• Task instructions: Search the material for the word "típicos" and report each line where it turns up.

======== Material ========

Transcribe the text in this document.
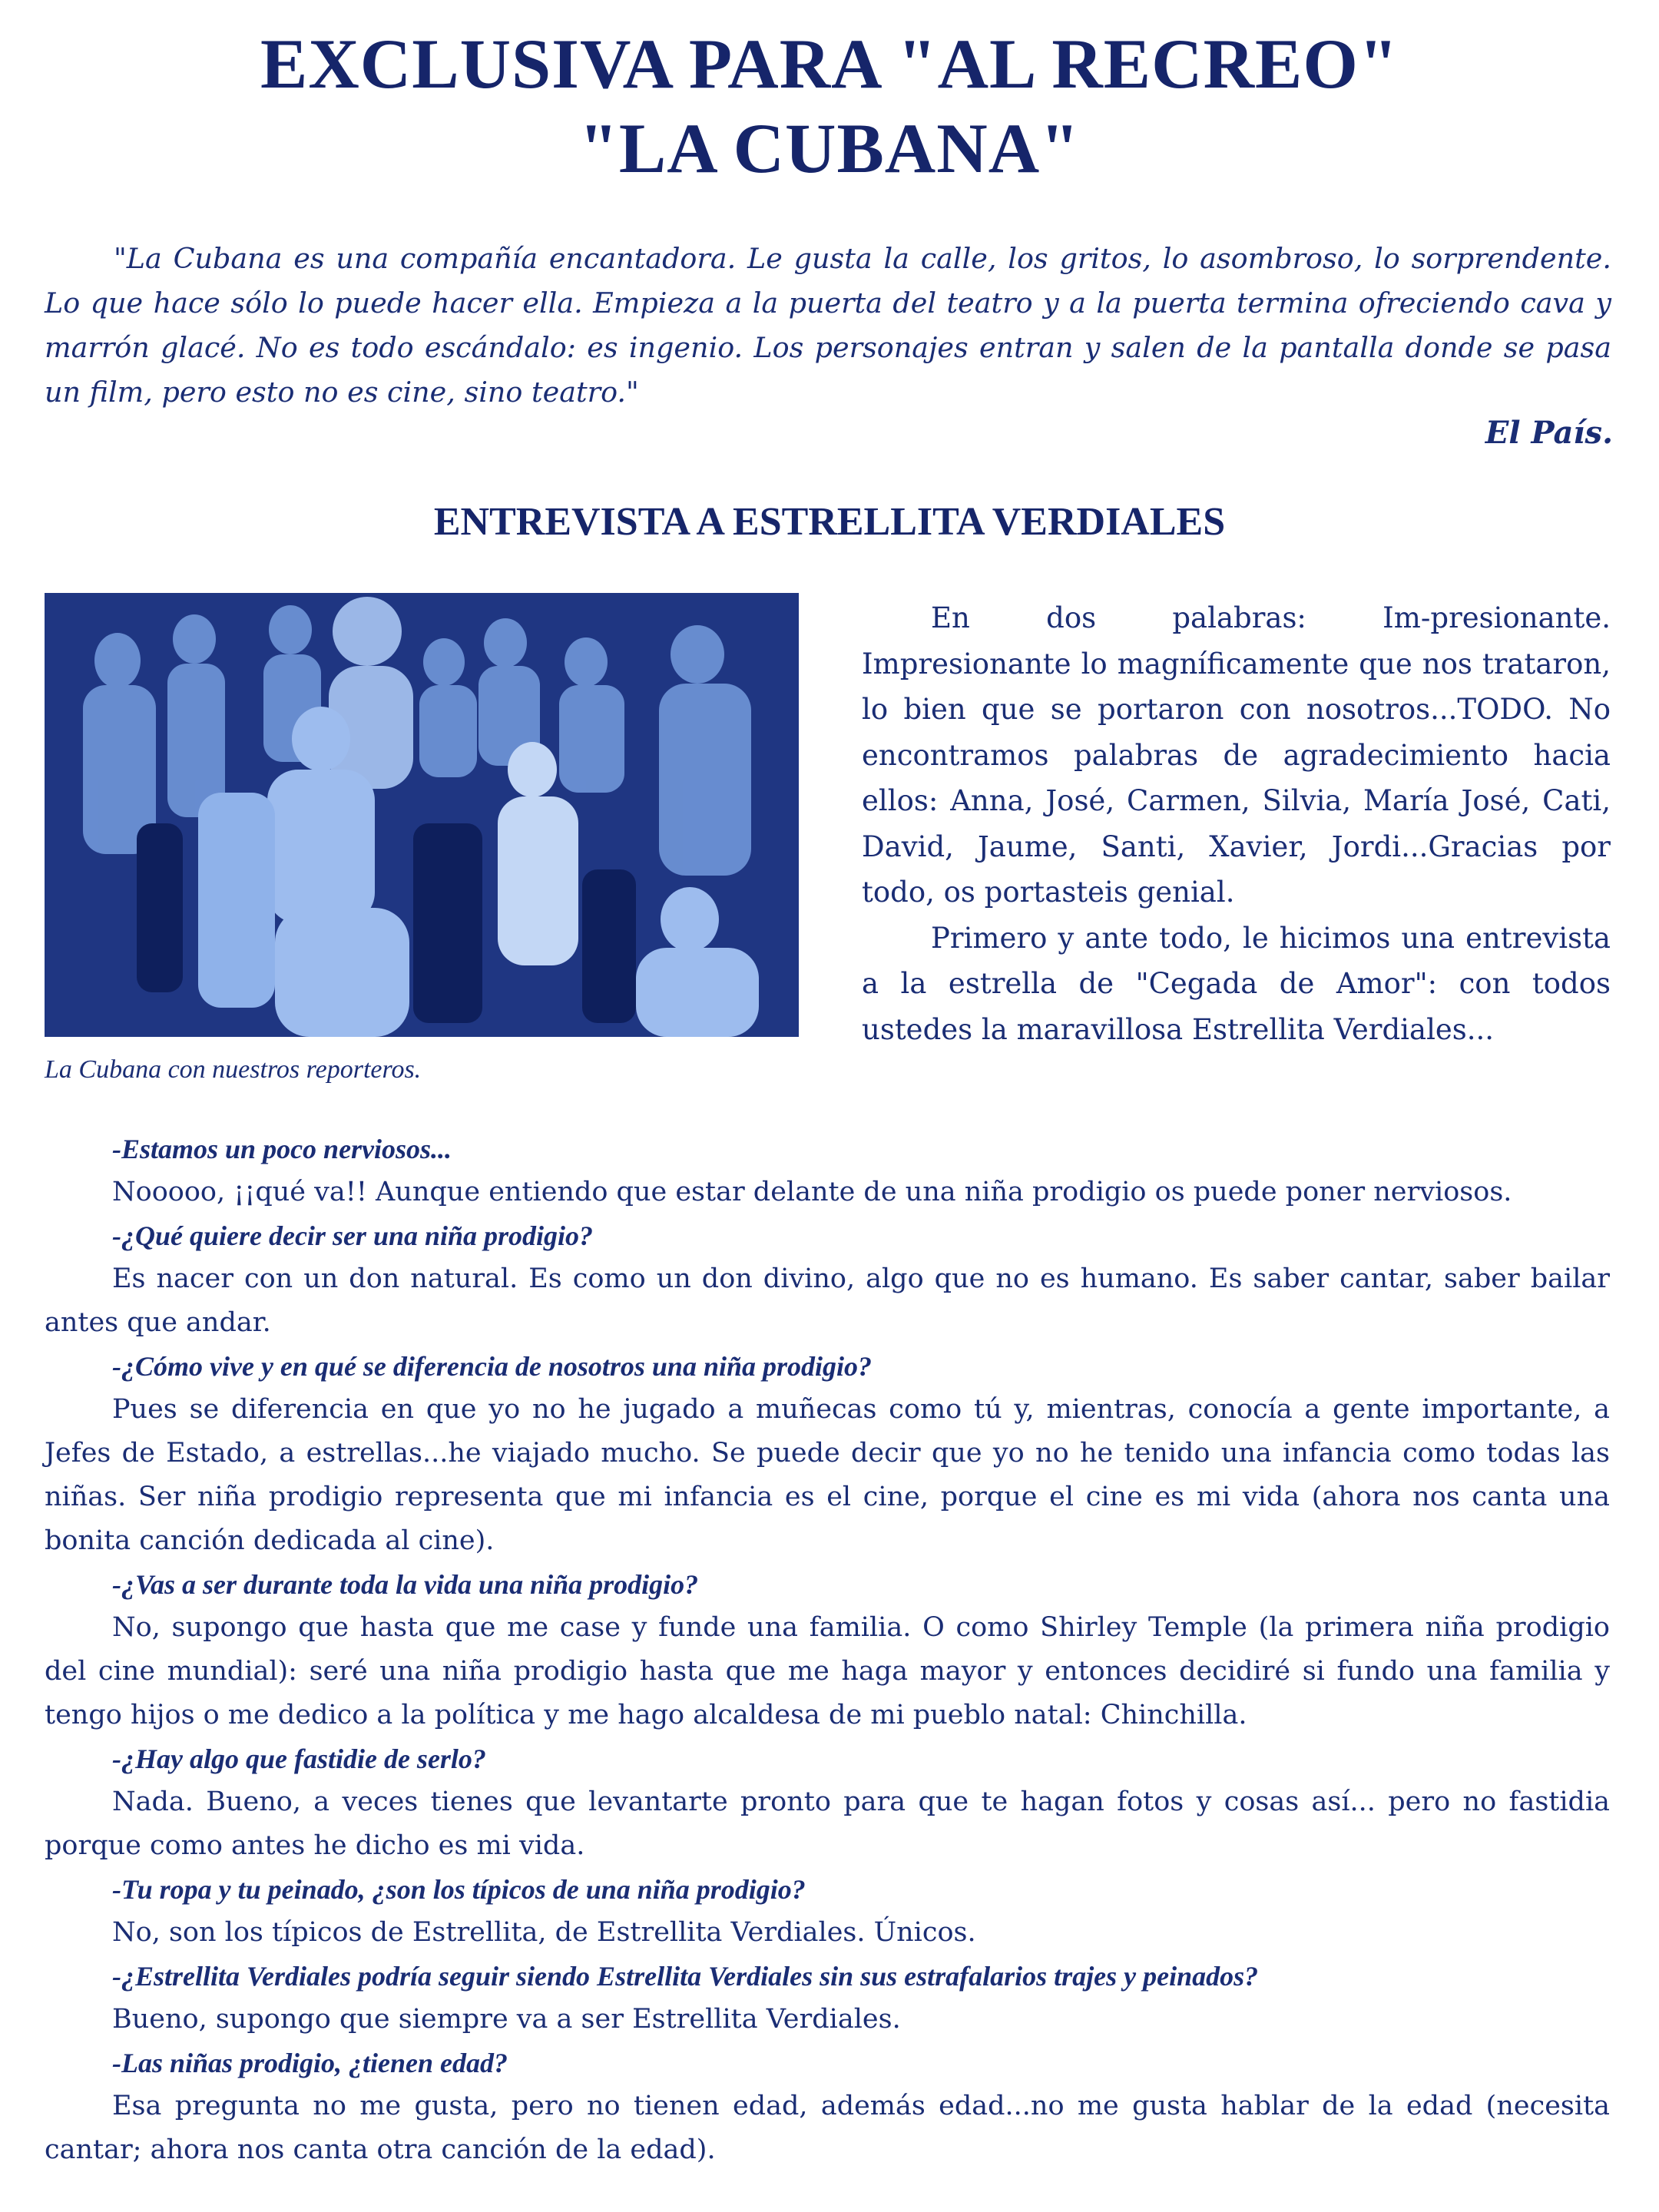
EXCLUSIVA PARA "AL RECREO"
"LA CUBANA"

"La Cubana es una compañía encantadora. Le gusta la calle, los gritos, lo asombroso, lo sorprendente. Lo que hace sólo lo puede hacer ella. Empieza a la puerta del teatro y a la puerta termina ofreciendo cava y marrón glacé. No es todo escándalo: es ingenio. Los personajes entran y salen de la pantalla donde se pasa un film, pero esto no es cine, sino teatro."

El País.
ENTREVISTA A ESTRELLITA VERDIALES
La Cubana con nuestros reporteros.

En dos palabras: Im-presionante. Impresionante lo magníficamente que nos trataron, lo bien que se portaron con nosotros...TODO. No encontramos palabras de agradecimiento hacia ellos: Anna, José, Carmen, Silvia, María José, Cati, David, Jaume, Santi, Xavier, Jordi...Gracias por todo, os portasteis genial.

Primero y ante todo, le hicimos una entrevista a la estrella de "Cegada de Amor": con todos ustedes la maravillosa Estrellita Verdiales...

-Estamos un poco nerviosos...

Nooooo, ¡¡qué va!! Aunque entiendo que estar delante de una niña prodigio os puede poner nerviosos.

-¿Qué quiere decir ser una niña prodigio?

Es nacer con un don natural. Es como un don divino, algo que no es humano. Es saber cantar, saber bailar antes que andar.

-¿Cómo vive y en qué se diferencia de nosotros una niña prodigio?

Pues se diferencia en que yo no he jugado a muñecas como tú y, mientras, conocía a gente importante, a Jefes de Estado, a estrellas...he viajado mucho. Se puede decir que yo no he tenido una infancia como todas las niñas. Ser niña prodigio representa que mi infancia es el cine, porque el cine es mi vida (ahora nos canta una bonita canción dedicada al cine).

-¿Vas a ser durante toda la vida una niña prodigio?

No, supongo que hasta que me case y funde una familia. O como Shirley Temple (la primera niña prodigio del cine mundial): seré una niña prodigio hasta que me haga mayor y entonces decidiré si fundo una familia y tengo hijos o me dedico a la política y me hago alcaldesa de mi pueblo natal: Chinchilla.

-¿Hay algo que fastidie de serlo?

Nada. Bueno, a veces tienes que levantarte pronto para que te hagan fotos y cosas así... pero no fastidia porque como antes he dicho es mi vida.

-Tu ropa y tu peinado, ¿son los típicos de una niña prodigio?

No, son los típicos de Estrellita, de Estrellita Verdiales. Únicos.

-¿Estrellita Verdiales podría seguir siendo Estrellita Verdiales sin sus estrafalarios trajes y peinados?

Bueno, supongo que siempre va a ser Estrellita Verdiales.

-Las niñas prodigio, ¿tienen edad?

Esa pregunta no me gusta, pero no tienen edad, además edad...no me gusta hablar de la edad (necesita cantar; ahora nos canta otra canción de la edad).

========

• In response:
-Tu ropa y tu peinado, ¿son los típicos de una niña prodigio?
No, son los típicos de Estrellita, de Estrellita Verdiales. Únicos.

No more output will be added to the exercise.